— Description of the task —
Can you quote the records below in full, word for word?

— Given records —

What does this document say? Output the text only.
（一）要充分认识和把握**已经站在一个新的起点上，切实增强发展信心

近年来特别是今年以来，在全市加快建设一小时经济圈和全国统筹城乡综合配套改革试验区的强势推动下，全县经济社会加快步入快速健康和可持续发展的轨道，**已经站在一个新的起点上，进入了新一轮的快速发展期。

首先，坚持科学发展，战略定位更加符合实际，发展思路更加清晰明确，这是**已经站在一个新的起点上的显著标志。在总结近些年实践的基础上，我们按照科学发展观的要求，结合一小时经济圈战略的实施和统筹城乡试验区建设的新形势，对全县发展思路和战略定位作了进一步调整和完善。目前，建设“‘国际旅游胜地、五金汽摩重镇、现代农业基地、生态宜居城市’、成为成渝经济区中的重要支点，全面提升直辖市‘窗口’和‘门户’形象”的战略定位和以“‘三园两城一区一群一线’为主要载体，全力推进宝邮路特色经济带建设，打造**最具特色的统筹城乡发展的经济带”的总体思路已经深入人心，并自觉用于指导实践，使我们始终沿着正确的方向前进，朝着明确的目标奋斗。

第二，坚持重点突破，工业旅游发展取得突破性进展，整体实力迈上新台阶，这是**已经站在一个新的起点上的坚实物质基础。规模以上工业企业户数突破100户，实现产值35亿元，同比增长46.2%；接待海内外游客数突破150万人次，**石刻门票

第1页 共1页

— Full output —
What does this document say? Output the text only.
（一）要充分认识和把握**已经站在一个新的起点上，切实增强发展信心

近年来特别是今年以来，在全市加快建设一小时经济圈和全国统筹城乡综合配套改革试验区的强势推动下，全县经济社会加快步入快速健康和可持续发展的轨道，**已经站在一个新的起点上，进入了新一轮的快速发展期。

首先，坚持科学发展，战略定位更加符合实际，发展思路更加清晰明确，这是**已经站在一个新的起点上的显著标志。在总结近些年实践的基础上，我们按照科学发展观的要求，结合一小时经济圈战略的实施和统筹城乡试验区建设的新形势，对全县发展思路和战略定位作了进一步调整和完善。目前，建设“‘国际旅游胜地、五金汽摩重镇、现代农业基地、生态宜居城市’、成为成渝经济区中的重要支点，全面提升直辖市‘窗口’和‘门户’形象”的战略定位和以“‘三园两城一区一群一线’为主要载体，全力推进宝邮路特色经济带建设，打造**最具特色的统筹城乡发展的经济带”的总体思路已经深入人心，并自觉用于指导实践，使我们始终沿着正确的方向前进，朝着明确的目标奋斗。

第二，坚持重点突破，工业旅游发展取得突破性进展，整体实力迈上新台阶，这是**已经站在一个新的起点上的坚实物质基础。规模以上工业企业户数突破100户，实现产值35亿元，同比增长46.2%；接待海内外游客数突破150万人次，**石刻门票

第1页 共1页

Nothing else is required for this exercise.